Stored rows –
────────────────
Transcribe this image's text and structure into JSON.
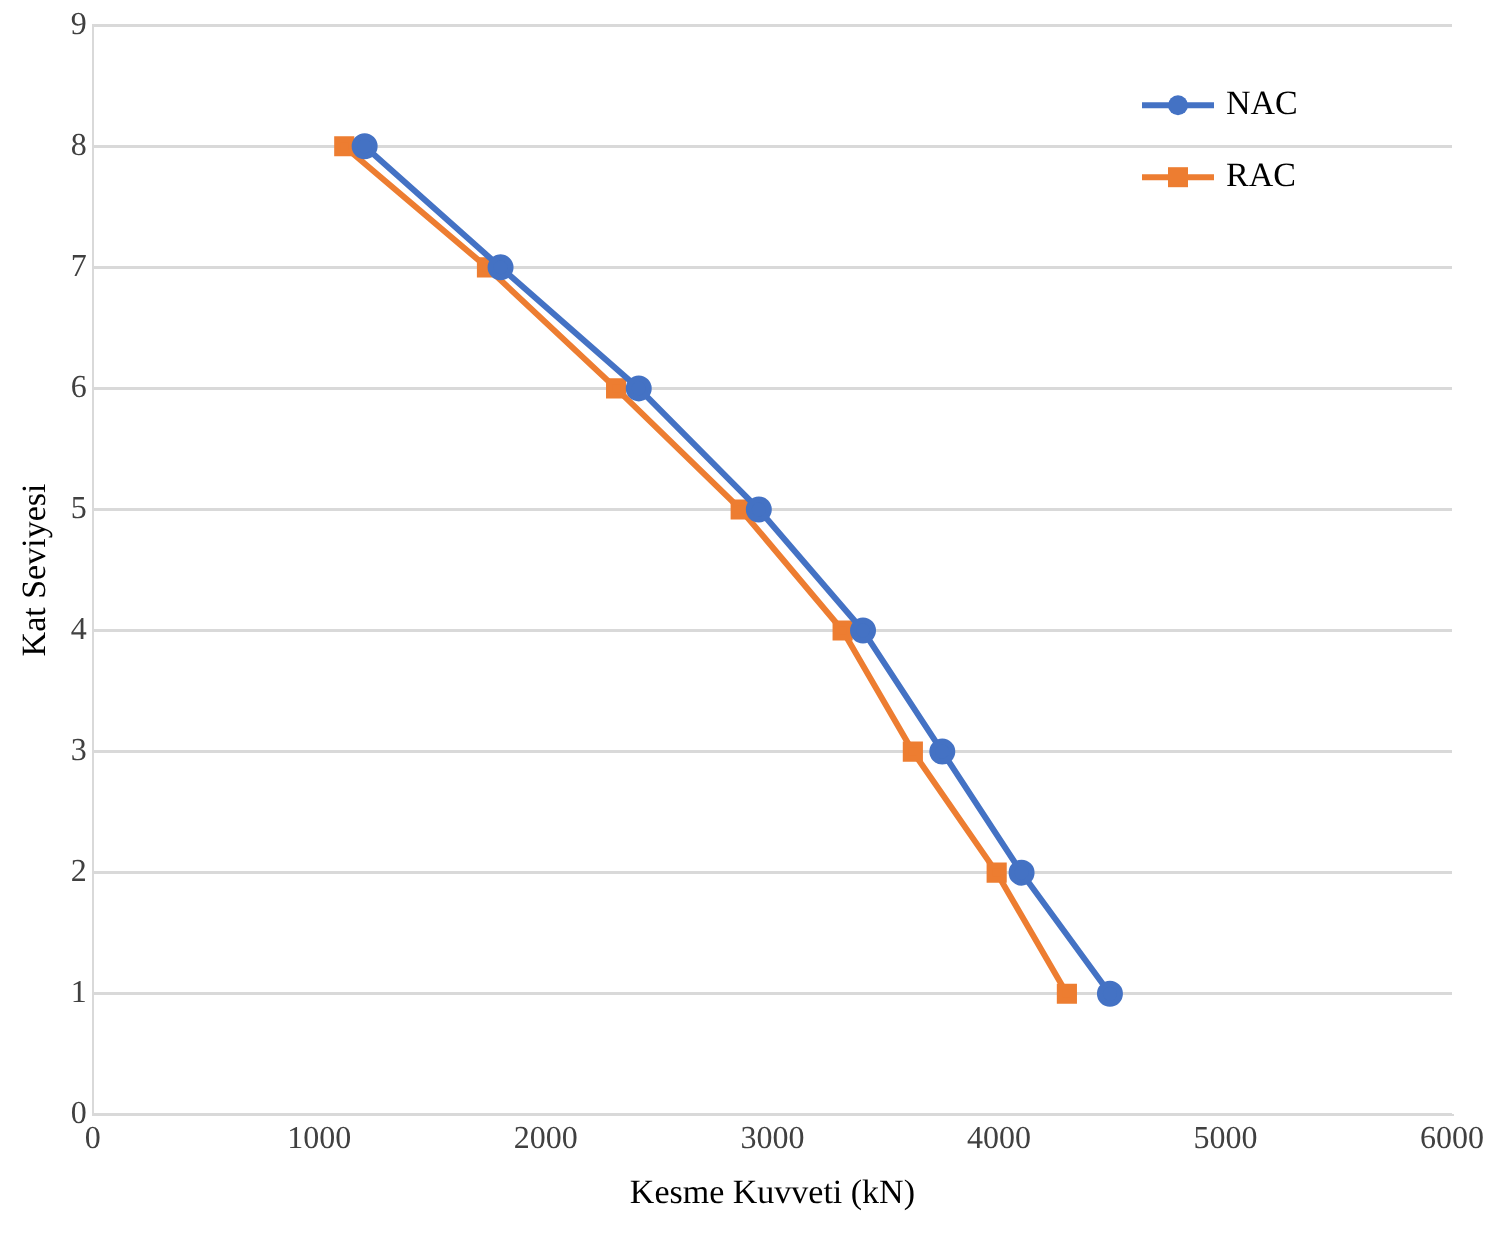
{
  "chart_data": {
    "type": "line",
    "xlabel": "Kesme Kuvveti (kN)",
    "ylabel": "Kat Seviyesi",
    "xlim": [
      0,
      6000
    ],
    "xticks": [
      0,
      1000,
      2000,
      3000,
      4000,
      5000,
      6000
    ],
    "ylim": [
      0,
      9
    ],
    "yticks": [
      0,
      1,
      2,
      3,
      4,
      5,
      6,
      7,
      8,
      9
    ],
    "grid": "y",
    "legend": "top right",
    "line_style": "solid",
    "series": [
      {
        "name": "NAC",
        "color": "#4472c4",
        "marker": "circle",
        "x": [
          1200,
          1800,
          2410,
          2940,
          3400,
          3750,
          4100,
          4490
        ],
        "values": [
          8,
          7,
          6,
          5,
          4,
          3,
          2,
          1
        ]
      },
      {
        "name": "RAC",
        "color": "#ed7d31",
        "marker": "square",
        "x": [
          1110,
          1740,
          2310,
          2860,
          3310,
          3620,
          3990,
          4300
        ],
        "values": [
          8,
          7,
          6,
          5,
          4,
          3,
          2,
          1
        ]
      }
    ]
  }
}
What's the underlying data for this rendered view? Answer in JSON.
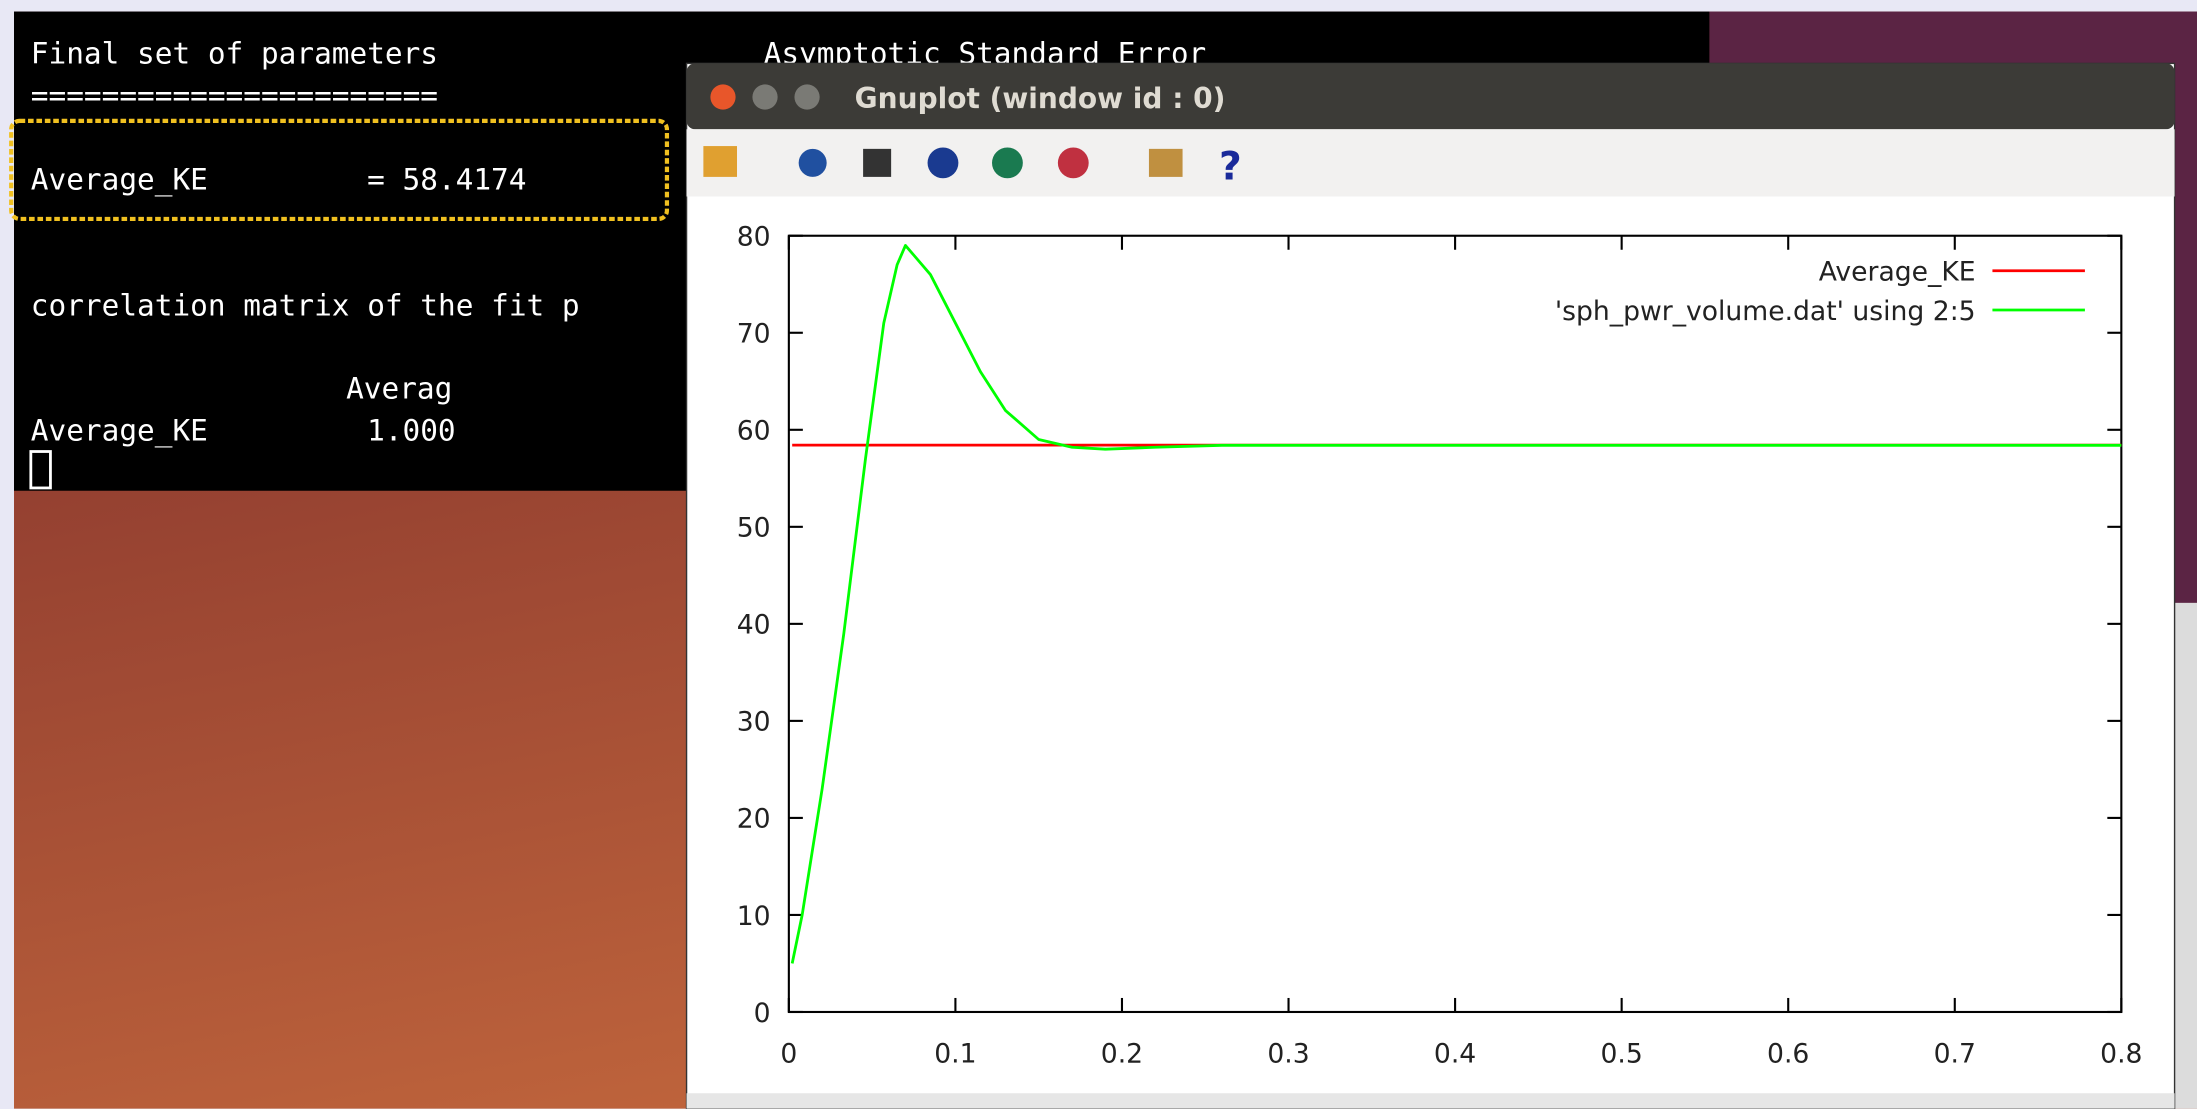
{
  "terminal": {
    "line1": "Final set of parameters",
    "line1_right": "Asymptotic Standard Error",
    "rule": "=======================",
    "param_name": "Average_KE",
    "param_value": "= 58.4174",
    "corr_heading": "correlation matrix of the fit p",
    "corr_col": "Averag",
    "corr_row_name": "Average_KE",
    "corr_row_value": "1.000"
  },
  "window": {
    "title": "Gnuplot (window id : 0)"
  },
  "chart_data": {
    "type": "line",
    "xlim": [
      0,
      0.8
    ],
    "ylim": [
      0,
      80
    ],
    "xticks": [
      0,
      0.1,
      0.2,
      0.3,
      0.4,
      0.5,
      0.6,
      0.7,
      0.8
    ],
    "yticks": [
      0,
      10,
      20,
      30,
      40,
      50,
      60,
      70,
      80
    ],
    "legend": "upper right",
    "series": [
      {
        "name": "Average_KE",
        "color": "#ff0000",
        "x": [
          0.002,
          0.8
        ],
        "values": [
          58.4174,
          58.4174
        ]
      },
      {
        "name": "'sph_pwr_volume.dat' using 2:5",
        "color": "#00ff00",
        "x": [
          0.002,
          0.008,
          0.02,
          0.033,
          0.046,
          0.057,
          0.065,
          0.07,
          0.075,
          0.085,
          0.1,
          0.115,
          0.13,
          0.15,
          0.17,
          0.19,
          0.22,
          0.26,
          0.8
        ],
        "values": [
          5,
          10,
          23,
          39,
          57,
          71,
          77,
          79,
          78,
          76,
          71,
          66,
          62,
          59,
          58.2,
          58,
          58.2,
          58.4,
          58.4
        ]
      }
    ]
  }
}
────────────────
Given task – Exactly as written, give again every line from the one containing "What's the underlying" through the last line of the material, both included, with the pictures left out.

Written reply –
What's the underlying data for this rendered view? Answer in JSON.
{
  "terminal": {
    "line1": "Final set of parameters",
    "line1_right": "Asymptotic Standard Error",
    "rule": "=======================",
    "param_name": "Average_KE",
    "param_value": "= 58.4174",
    "corr_heading": "correlation matrix of the fit p",
    "corr_col": "Averag",
    "corr_row_name": "Average_KE",
    "corr_row_value": "1.000"
  },
  "window": {
    "title": "Gnuplot (window id : 0)"
  },
  "chart_data": {
    "type": "line",
    "xlim": [
      0,
      0.8
    ],
    "ylim": [
      0,
      80
    ],
    "xticks": [
      0,
      0.1,
      0.2,
      0.3,
      0.4,
      0.5,
      0.6,
      0.7,
      0.8
    ],
    "yticks": [
      0,
      10,
      20,
      30,
      40,
      50,
      60,
      70,
      80
    ],
    "legend": "upper right",
    "series": [
      {
        "name": "Average_KE",
        "color": "#ff0000",
        "x": [
          0.002,
          0.8
        ],
        "values": [
          58.4174,
          58.4174
        ]
      },
      {
        "name": "'sph_pwr_volume.dat' using 2:5",
        "color": "#00ff00",
        "x": [
          0.002,
          0.008,
          0.02,
          0.033,
          0.046,
          0.057,
          0.065,
          0.07,
          0.075,
          0.085,
          0.1,
          0.115,
          0.13,
          0.15,
          0.17,
          0.19,
          0.22,
          0.26,
          0.8
        ],
        "values": [
          5,
          10,
          23,
          39,
          57,
          71,
          77,
          79,
          78,
          76,
          71,
          66,
          62,
          59,
          58.2,
          58,
          58.2,
          58.4,
          58.4
        ]
      }
    ]
  }
}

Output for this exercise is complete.